--- Information shown ---
____

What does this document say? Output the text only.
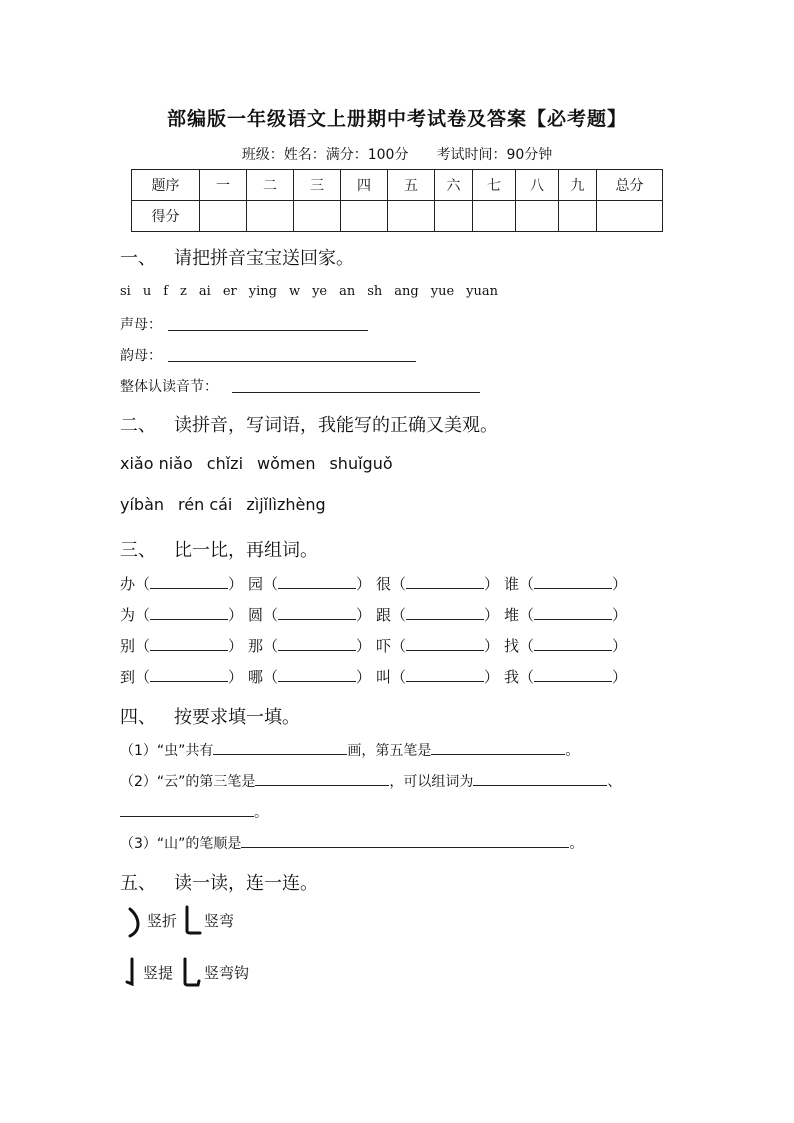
部编版一年级语文上册期中考试卷及答案【必考题】
班级：姓名：满分：100分　　考试时间：90分钟
题序	一	二	三	四	五	六	七	八	九	总分
得分										
一、 请把拼音宝宝送回家。
si u f z ai er ying w ye an sh ang yue yuan
声母：
韵母：
整体认读音节：
二、 读拼音，写词语，我能写的正确又美观。
xiǎo niǎo chǐzi wǒmen shuǐguǒ
yíbàn rén cái zìjǐlìzhèng
三、 比一比，再组词。
办（	） 园（	） 很（	） 谁（	）
为（	） 圆（	） 跟（	） 堆（	）
别（	） 那（	） 吓（	） 找（	）
到（	） 哪（	） 叫（	） 我（	）
四、 按要求填一填。
（1）“虫”共有	画，第五笔是	。
（2）“云”的第三笔是	，可以组词为	、
。
（3）“山”的笔顺是	。
五、 读一读，连一连。
竖折 竖弯
竖提 竖弯钩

____

--- Set problem ---
Output the data above without changes, apart from leaving out the pictures.

--- Solution to the exercise ---
What does this document say? Output the text only.
部编版一年级语文上册期中考试卷及答案【必考题】
班级：姓名：满分：100分　　考试时间：90分钟
题序	一	二	三	四	五	六	七	八	九	总分
得分										
一、 请把拼音宝宝送回家。
si u f z ai er ying w ye an sh ang yue yuan
声母：
韵母：
整体认读音节：
二、 读拼音，写词语，我能写的正确又美观。
xiǎo niǎo chǐzi wǒmen shuǐguǒ
yíbàn rén cái zìjǐlìzhèng
三、 比一比，再组词。
办（	） 园（	） 很（	） 谁（	）
为（	） 圆（	） 跟（	） 堆（	）
别（	） 那（	） 吓（	） 找（	）
到（	） 哪（	） 叫（	） 我（	）
四、 按要求填一填。
（1）“虫”共有	画，第五笔是	。
（2）“云”的第三笔是	，可以组词为	、
。
（3）“山”的笔顺是	。
五、 读一读，连一连。
竖折 竖弯
竖提 竖弯钩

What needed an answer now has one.